Intriguingly, in choosing to flank his signature W with two dashes, Winkler was inadvertently referencing a popular point of contention in conversations about patriotism and national allegiance during the war. “German-Americans” during the First World War were targeted for what mainstream commentators described as “the hyphen.” Anti-German groups focused on the hyphen in “German-American” as the root of German-Americans’ lack of patriotism. As scholars Mark Ellis and Panikos Panayi phrased it, “German-Americans were made to recognize the disadvantages of being ‘hyphenated.’”68 In 1918, an Ohio newspaper editor responded to a correspondent defending his identity as a “German-American”:

In the first place, you are not a German-American. You are either an American or a German. The hyphen was shot out of existence the day we severed diplomatic relations with Germany. . . . We have a supreme contempt in this country for the fellow who holds Germany in one hand and the United States in the other with his heart representing the hyphen.69

It is evident from this response that the hyphen had become a visual symbol for German American disloyalty. Although the hyphen is a linguistic sign, it is not a part of language that is audible; it is a punctuation mark, a symbol on the threshold between vision and speech. In fact, in the end, the hyphen is simply a line. By making the problem of German Americans visual rather than linguistic, attacks on the hyphen as a metaphor for split allegiance implicitly argued that disloyalty could be eradicated through the eradication of linguistically inflected line. Winkler’s etchings, in contrast, are an overt and overdetermined celebration of line as personally expressive form: what we might call an extended act of hyphenation through which the artist expresses his ambivalence about the ethnic language with which he surrounded himself—and by extension, about his own identity. Seen in this light, Winkler’s linear etching style was potentially as racially subversive as his German-inflected speech during the First World War.

**Given entries**

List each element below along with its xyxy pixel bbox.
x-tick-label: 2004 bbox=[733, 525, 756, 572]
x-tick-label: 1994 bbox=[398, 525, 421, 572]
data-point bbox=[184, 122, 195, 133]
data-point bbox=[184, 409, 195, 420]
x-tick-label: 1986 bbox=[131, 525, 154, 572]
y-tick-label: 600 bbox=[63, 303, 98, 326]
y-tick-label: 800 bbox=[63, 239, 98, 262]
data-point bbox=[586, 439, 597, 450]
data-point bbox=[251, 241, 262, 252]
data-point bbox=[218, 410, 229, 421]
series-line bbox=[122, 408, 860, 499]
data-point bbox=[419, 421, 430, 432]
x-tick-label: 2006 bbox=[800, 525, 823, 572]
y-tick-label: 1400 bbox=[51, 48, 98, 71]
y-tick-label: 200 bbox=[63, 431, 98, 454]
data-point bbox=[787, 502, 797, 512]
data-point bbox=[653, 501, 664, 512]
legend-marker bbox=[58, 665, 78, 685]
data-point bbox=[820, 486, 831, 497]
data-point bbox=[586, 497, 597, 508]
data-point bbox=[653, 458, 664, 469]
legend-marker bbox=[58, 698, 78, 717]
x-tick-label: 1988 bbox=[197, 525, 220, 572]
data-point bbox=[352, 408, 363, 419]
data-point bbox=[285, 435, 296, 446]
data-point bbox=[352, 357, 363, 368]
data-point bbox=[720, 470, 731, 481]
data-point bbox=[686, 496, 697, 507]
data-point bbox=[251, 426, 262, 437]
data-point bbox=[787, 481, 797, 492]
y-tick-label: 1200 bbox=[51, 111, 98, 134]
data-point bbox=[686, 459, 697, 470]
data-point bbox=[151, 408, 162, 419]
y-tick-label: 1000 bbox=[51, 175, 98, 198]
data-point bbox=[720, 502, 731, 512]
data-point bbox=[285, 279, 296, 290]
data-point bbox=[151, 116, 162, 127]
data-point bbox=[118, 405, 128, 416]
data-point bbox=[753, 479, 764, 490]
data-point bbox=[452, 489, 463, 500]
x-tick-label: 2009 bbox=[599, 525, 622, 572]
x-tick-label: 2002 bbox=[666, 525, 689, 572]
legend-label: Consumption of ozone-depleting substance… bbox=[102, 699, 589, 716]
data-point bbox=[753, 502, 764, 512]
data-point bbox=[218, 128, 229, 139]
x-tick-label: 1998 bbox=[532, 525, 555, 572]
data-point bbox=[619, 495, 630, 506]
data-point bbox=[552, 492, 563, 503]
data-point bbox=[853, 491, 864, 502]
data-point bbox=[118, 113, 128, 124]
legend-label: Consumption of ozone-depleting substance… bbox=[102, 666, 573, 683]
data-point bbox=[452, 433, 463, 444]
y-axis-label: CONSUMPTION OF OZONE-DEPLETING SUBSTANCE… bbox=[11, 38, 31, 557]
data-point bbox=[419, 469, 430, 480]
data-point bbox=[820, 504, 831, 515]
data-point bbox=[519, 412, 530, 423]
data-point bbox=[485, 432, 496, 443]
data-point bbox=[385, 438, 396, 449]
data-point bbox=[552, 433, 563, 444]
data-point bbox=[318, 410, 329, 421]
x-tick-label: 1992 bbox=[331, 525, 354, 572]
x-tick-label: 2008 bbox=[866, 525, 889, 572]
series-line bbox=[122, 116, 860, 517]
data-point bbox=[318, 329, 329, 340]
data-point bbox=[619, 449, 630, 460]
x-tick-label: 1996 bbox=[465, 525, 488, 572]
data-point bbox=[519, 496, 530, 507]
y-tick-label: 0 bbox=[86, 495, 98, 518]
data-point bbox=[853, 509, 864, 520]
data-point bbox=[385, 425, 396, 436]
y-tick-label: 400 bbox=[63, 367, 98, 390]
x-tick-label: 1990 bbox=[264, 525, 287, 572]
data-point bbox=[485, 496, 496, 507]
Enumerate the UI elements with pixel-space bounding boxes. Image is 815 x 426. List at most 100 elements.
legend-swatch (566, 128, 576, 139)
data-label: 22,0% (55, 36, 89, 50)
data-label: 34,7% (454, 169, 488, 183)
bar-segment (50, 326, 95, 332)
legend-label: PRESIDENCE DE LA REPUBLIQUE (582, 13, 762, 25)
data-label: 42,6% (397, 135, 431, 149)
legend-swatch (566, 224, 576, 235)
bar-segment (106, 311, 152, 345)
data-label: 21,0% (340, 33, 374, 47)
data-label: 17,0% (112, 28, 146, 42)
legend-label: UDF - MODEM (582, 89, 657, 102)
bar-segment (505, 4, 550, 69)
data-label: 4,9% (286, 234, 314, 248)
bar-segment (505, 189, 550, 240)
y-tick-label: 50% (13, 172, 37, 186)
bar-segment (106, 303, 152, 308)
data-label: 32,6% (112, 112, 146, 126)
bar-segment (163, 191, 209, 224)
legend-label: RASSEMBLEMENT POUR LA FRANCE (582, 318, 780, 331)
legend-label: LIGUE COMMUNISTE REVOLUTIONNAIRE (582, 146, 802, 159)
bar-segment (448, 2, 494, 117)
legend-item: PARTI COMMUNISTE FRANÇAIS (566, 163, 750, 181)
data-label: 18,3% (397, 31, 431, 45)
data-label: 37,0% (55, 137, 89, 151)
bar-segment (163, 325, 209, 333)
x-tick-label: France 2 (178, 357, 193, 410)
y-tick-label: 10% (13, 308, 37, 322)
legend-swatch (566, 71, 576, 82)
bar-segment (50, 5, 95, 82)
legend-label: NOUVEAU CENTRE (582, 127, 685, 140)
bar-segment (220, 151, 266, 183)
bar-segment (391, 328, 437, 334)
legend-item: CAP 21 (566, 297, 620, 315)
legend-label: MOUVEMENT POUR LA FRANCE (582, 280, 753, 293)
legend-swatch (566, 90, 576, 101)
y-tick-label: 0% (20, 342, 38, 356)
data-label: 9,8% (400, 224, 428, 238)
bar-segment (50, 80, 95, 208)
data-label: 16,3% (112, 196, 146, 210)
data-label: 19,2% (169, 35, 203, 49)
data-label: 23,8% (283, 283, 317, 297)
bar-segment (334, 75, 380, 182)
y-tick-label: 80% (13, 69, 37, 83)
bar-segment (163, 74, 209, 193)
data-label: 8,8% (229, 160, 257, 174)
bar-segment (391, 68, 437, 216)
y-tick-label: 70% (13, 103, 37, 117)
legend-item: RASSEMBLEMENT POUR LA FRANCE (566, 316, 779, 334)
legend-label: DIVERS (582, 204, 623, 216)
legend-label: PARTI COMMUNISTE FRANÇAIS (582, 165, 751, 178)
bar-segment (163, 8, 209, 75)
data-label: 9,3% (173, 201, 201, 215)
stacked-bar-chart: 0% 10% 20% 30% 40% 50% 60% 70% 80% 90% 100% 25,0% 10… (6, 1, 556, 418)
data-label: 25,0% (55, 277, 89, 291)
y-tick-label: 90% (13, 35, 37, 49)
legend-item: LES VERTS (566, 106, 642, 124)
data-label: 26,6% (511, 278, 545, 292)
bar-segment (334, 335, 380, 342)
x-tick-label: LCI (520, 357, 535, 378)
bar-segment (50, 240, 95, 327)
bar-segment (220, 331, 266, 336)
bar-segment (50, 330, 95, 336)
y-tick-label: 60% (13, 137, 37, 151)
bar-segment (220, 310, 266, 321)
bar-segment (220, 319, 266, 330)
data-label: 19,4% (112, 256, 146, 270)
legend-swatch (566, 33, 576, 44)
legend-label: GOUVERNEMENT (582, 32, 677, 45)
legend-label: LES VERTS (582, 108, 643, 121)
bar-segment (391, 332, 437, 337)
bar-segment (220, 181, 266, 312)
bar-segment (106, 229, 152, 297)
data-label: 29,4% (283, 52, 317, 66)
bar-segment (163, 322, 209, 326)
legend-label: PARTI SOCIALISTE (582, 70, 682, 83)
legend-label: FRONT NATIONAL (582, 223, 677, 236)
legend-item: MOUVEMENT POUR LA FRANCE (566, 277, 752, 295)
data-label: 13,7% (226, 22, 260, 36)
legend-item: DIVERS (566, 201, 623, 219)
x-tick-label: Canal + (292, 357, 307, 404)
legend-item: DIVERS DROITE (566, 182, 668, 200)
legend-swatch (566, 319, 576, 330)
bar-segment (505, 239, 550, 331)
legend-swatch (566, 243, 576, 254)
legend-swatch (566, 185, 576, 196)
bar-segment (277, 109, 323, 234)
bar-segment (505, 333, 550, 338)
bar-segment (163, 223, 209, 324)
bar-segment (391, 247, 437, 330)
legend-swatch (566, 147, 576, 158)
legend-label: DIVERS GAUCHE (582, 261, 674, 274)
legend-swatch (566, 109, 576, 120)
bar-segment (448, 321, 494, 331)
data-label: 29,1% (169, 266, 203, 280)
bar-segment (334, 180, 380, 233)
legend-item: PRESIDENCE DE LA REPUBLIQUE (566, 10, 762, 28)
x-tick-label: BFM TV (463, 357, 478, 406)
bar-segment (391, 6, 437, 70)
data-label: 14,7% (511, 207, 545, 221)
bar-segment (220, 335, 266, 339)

**Task instructions**
1) In the passage about Winkler and the hyphen, what did anti-German groups identify as the root of German-Americans' lack of patriotism?
2) Copy out the lines of the records exactly, starting with the first line and stopping after the line that contains "x-tick-label: 2006 bbox=[800, 525, 823, 572]", with both of these lines included.

**Outputs**
1) The hyphen in "German-American."

2)
List each element below along with its xyxy pixel bbox.
x-tick-label: 2004 bbox=[733, 525, 756, 572]
x-tick-label: 1994 bbox=[398, 525, 421, 572]
data-point bbox=[184, 122, 195, 133]
data-point bbox=[184, 409, 195, 420]
x-tick-label: 1986 bbox=[131, 525, 154, 572]
y-tick-label: 600 bbox=[63, 303, 98, 326]
y-tick-label: 800 bbox=[63, 239, 98, 262]
data-point bbox=[586, 439, 597, 450]
data-point bbox=[251, 241, 262, 252]
data-point bbox=[218, 410, 229, 421]
series-line bbox=[122, 408, 860, 499]
data-point bbox=[419, 421, 430, 432]
x-tick-label: 2006 bbox=[800, 525, 823, 572]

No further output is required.